═════ Listed records ═════
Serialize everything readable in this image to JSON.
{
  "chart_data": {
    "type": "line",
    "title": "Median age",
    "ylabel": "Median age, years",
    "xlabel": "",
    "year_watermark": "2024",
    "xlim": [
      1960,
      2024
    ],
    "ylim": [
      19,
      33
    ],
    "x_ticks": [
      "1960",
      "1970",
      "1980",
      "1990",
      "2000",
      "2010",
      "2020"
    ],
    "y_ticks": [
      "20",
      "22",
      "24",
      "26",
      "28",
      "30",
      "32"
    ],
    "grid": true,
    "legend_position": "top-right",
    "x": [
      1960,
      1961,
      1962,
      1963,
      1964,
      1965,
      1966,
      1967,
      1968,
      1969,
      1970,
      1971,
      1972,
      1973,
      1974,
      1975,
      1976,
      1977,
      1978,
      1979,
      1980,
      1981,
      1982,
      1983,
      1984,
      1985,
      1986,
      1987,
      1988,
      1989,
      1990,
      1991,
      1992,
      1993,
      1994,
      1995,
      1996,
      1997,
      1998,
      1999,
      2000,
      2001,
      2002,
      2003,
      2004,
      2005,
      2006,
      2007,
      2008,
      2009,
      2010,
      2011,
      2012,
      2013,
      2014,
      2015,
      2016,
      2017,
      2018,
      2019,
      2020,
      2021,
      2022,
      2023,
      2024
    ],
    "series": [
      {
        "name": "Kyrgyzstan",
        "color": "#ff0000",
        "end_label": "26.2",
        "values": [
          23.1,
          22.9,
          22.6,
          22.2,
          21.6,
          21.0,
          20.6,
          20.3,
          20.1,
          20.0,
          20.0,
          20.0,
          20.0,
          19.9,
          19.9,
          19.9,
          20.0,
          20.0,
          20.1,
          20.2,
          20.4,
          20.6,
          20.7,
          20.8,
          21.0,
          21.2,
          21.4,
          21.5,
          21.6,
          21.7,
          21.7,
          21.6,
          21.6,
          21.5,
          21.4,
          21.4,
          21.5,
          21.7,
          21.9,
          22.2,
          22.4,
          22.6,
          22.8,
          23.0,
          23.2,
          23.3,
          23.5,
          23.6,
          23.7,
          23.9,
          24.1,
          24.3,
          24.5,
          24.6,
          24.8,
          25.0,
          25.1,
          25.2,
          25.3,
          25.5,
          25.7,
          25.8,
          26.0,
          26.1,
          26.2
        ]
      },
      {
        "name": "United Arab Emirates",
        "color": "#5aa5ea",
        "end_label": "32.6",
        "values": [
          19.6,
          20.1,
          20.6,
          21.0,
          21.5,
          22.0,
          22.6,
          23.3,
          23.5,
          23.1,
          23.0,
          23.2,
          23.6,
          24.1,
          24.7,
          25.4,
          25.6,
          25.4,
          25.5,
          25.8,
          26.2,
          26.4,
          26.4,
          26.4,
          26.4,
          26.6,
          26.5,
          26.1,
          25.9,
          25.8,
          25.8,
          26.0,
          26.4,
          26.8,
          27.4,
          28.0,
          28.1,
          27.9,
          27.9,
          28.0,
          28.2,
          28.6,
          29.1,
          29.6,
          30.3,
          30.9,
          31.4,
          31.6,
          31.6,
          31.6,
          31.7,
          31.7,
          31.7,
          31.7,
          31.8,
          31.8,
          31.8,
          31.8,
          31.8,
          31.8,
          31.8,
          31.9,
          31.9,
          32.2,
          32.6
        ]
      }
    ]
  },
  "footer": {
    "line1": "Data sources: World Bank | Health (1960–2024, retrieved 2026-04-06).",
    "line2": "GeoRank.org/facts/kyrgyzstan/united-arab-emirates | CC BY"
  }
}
═════
═════ Listed records ═════
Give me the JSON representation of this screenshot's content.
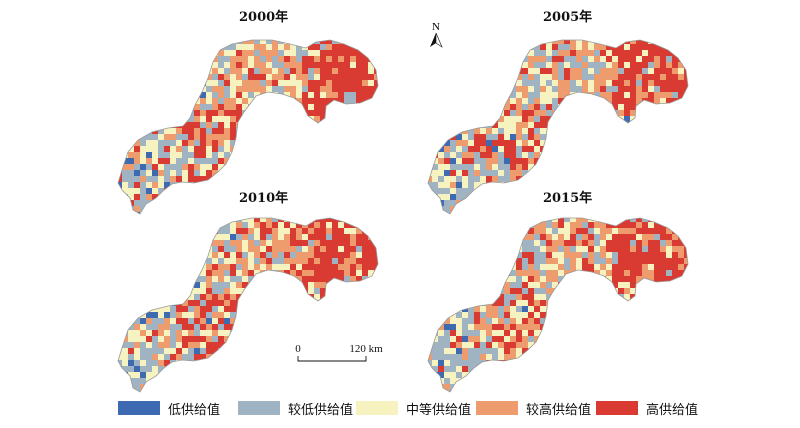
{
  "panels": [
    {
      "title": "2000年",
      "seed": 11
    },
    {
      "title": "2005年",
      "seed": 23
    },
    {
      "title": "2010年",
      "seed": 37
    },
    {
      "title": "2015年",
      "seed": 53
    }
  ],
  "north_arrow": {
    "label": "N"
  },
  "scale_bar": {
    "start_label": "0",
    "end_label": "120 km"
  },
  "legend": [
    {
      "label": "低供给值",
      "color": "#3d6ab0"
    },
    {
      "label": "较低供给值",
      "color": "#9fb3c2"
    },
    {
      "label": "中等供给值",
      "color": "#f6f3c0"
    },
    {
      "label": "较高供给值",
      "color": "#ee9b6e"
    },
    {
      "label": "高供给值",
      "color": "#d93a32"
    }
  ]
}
═════
From the records given above, copy all lines containing "color".

**Result for this task:**
        "color": "#ff0000",
        "color": "#5aa5ea",
      "color": "#3d6ab0"
      "color": "#9fb3c2"
      "color": "#f6f3c0"
      "color": "#ee9b6e"
      "color": "#d93a32"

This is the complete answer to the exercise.